Records excerpted from a collection:
━━━━━━━━━━

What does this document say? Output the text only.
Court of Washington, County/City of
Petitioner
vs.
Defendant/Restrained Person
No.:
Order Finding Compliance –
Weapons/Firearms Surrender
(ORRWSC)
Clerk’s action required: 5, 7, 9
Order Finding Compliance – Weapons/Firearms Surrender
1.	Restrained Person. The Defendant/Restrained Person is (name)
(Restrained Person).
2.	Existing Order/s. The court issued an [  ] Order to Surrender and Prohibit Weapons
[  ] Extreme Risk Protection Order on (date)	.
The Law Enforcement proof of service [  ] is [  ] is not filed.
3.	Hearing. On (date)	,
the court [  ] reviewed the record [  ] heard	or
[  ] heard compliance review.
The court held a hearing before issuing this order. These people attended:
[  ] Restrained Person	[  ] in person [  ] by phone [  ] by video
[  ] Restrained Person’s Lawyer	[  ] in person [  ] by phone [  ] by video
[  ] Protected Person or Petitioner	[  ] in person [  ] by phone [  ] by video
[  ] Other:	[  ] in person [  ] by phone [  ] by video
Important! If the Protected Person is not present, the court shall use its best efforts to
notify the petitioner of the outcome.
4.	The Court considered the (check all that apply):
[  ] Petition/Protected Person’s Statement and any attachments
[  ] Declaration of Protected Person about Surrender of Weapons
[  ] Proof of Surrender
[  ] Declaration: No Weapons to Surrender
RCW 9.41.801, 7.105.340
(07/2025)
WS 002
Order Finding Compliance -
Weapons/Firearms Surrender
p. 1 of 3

━━━━━━━━━━

* [WORK REQUIRED] Give the count of lines containing "Finding", with no added text.

* [RESULT FOR THIS TASK] 3